[start GIVEN ENTRIES]

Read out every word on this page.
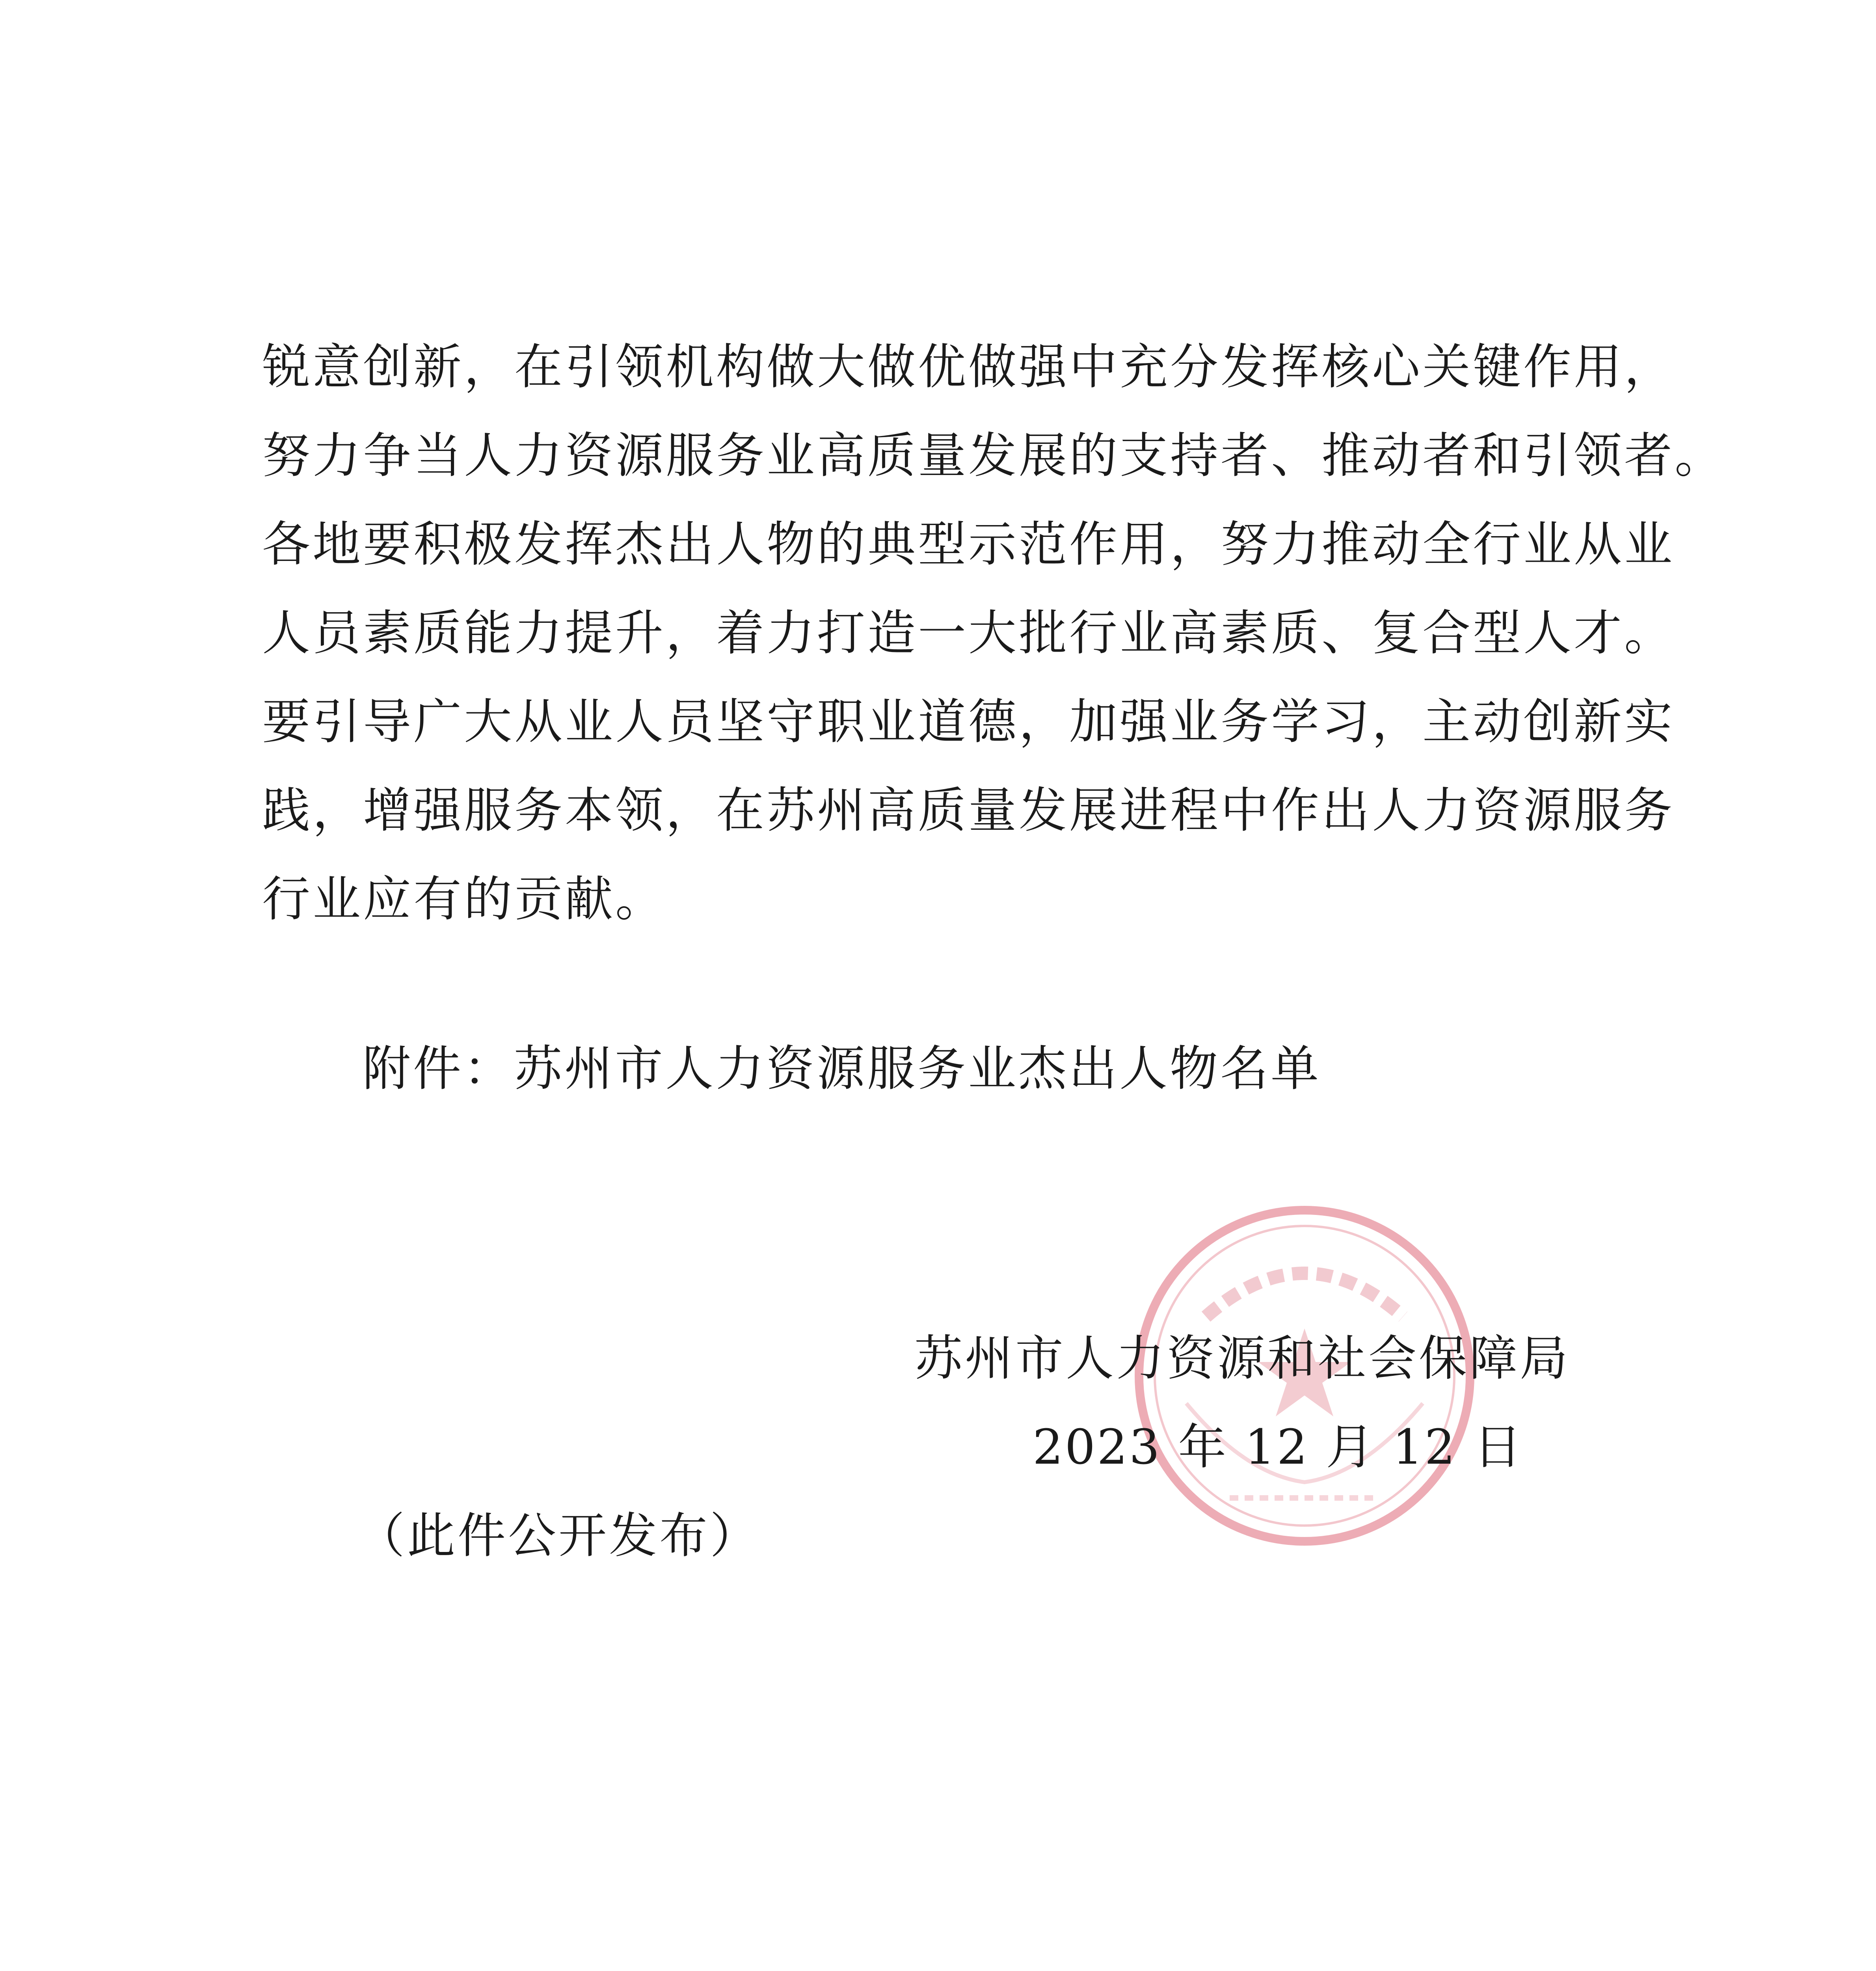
锐意创新，在引领机构做大做优做强中充分发挥核心关键作用，
努力争当人力资源服务业高质量发展的支持者、推动者和引领者。
各地要积极发挥杰出人物的典型示范作用，努力推动全行业从业
人员素质能力提升，着力打造一大批行业高素质、复合型人才。
要引导广大从业人员坚守职业道德，加强业务学习，主动创新实
践，增强服务本领，在苏州高质量发展进程中作出人力资源服务
行业应有的贡献。
附件：苏州市人力资源服务业杰出人物名单
苏州市人力资源和社会保障局
2023 年 12 月 12 日
（此件公开发布）
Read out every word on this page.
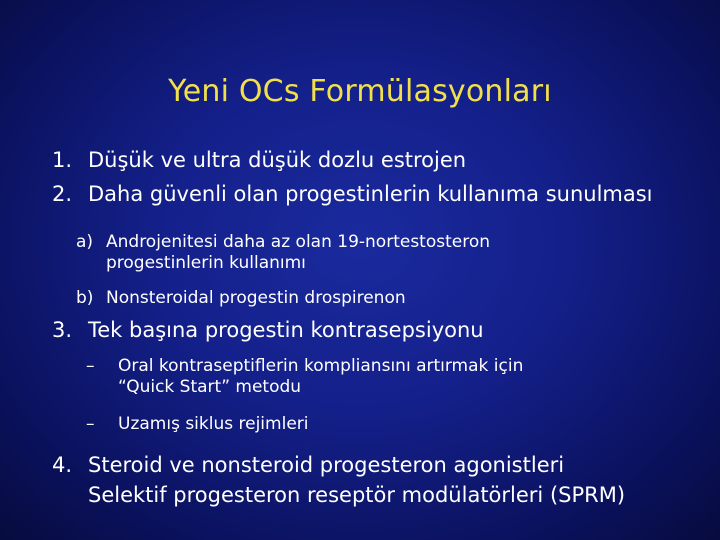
Yeni OCs Formülasyonları
1. Düşük ve ultra düşük dozlu estrojen
2. Daha güvenli olan progestinlerin kullanıma sunulması
a) Androjenitesi daha az olan 19-nortestosteron
progestinlerin kullanımı
b) Nonsteroidal progestin drospirenon
3. Tek başına progestin kontrasepsiyonu
– Oral kontraseptiflerin kompliansını artırmak için
“Quick Start” metodu
– Uzamış siklus rejimleri
4. Steroid ve nonsteroid progesteron agonistleri
Selektif progesteron reseptör modülatörleri (SPRM)
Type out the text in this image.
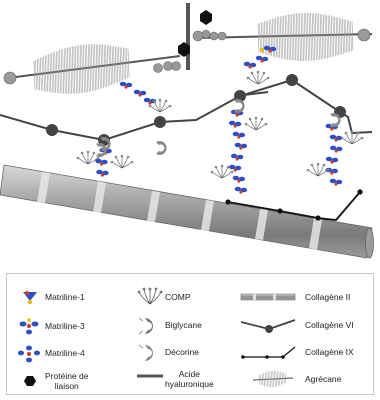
Matriline-1
Matriline-3
Matriline-4
Protéine de
liaison
COMP
Biglycane
Décorine
Acide
hyaluronique
Collagène II
Collagène VI
Collagène IX
Agrécane
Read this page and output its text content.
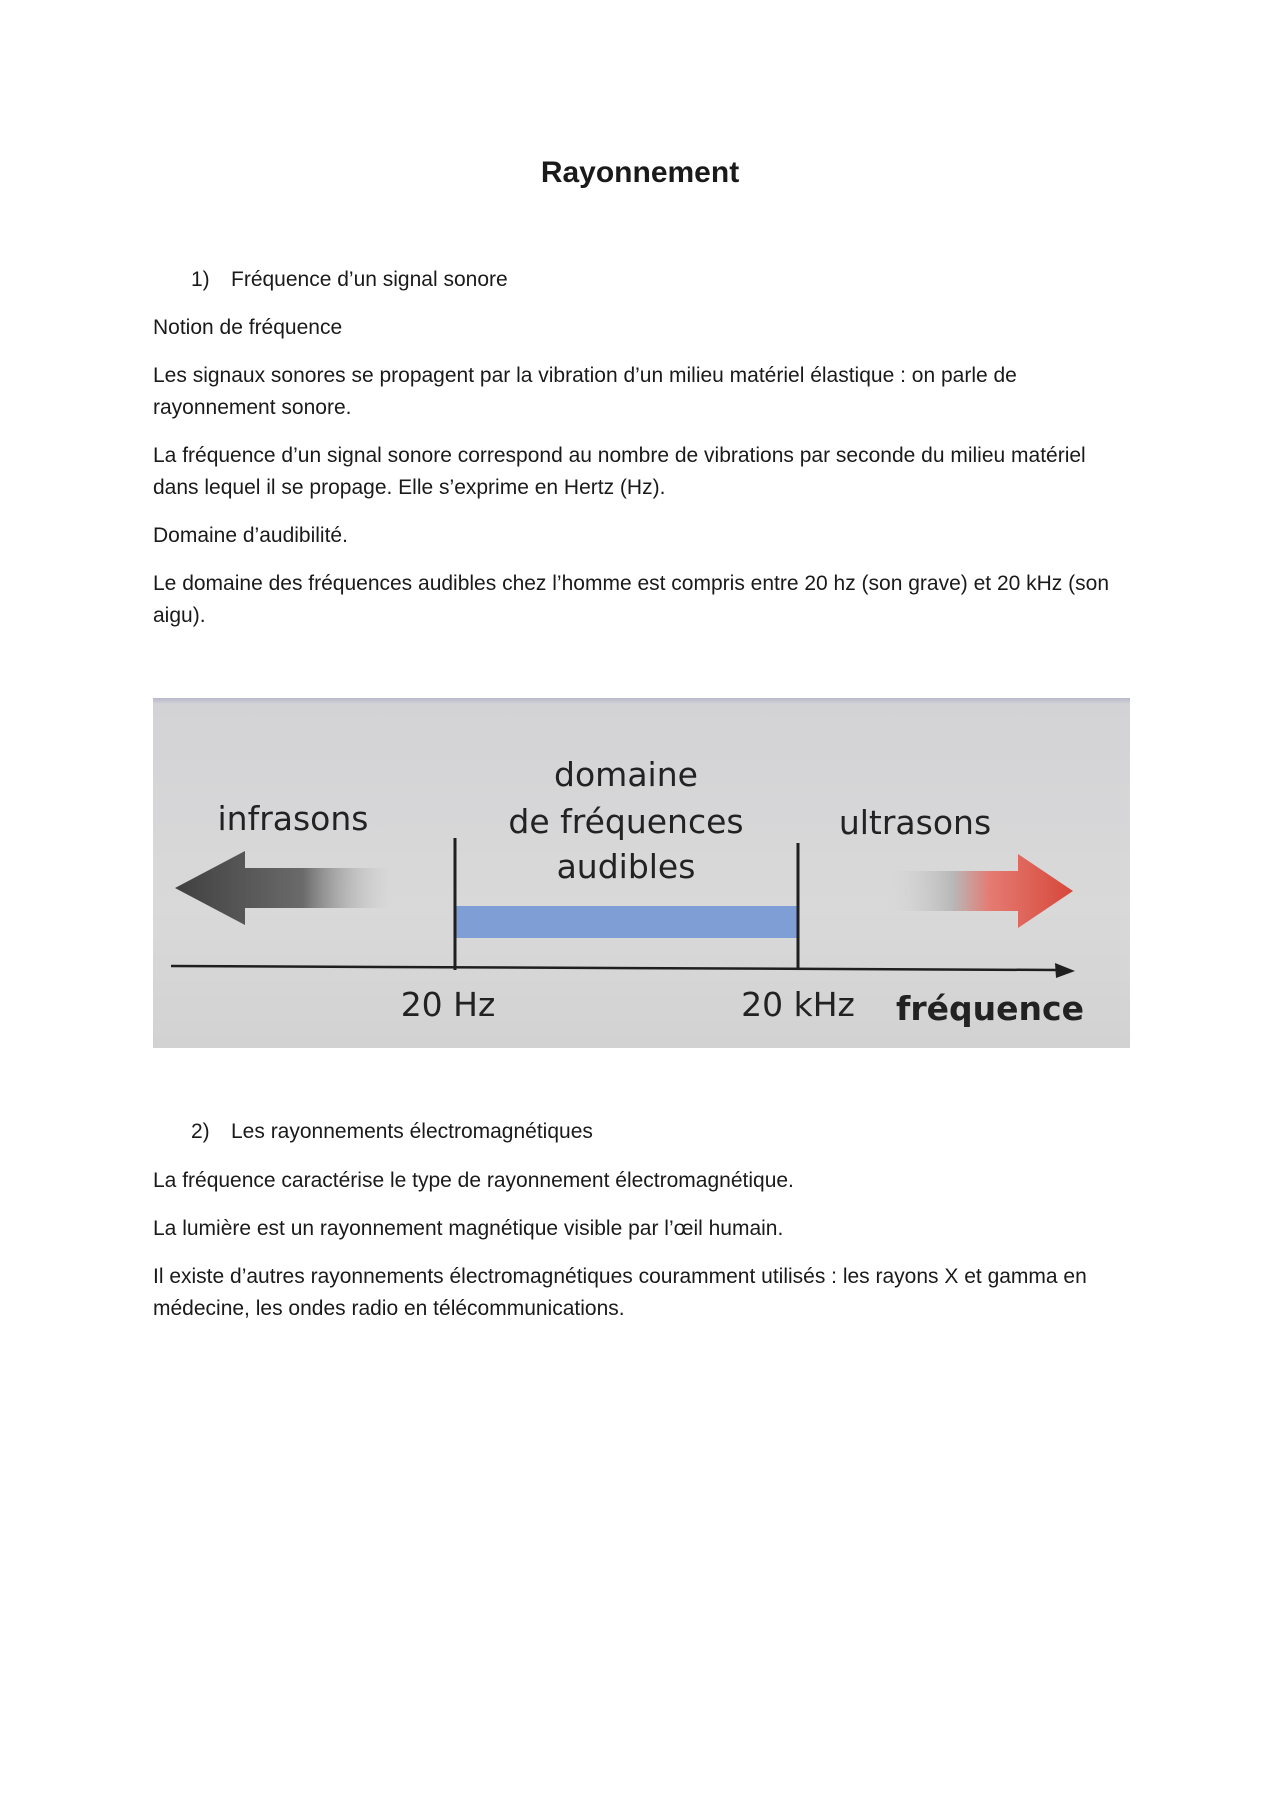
Rayonnement
1)	Fréquence d’un signal sonore
Notion de fréquence
Les signaux sonores se propagent par la vibration d’un milieu matériel élastique : on parle de
rayonnement sonore.
La fréquence d’un signal sonore correspond au nombre de vibrations par seconde du milieu matériel
dans lequel il se propage. Elle s’exprime en Hertz (Hz).
Domaine d’audibilité.
Le domaine des fréquences audibles chez l’homme est compris entre 20 hz (son grave) et 20 kHz (son
aigu).
infrasons
domaine
de fréquences
audibles
ultrasons
20 Hz	20 kHz fréquence
2)	Les rayonnements électromagnétiques
La fréquence caractérise le type de rayonnement électromagnétique.
La lumière est un rayonnement magnétique visible par l’œil humain.
Il existe d’autres rayonnements électromagnétiques couramment utilisés : les rayons X et gamma en
médecine, les ondes radio en télécommunications.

[end GIVEN ENTRIES]

▶ _DO THIS_
Copy each line containing the word "text" from the data.

▶ _EXERCISE SOLUTION_
Type out the text in this image.
Read this page and output its text content.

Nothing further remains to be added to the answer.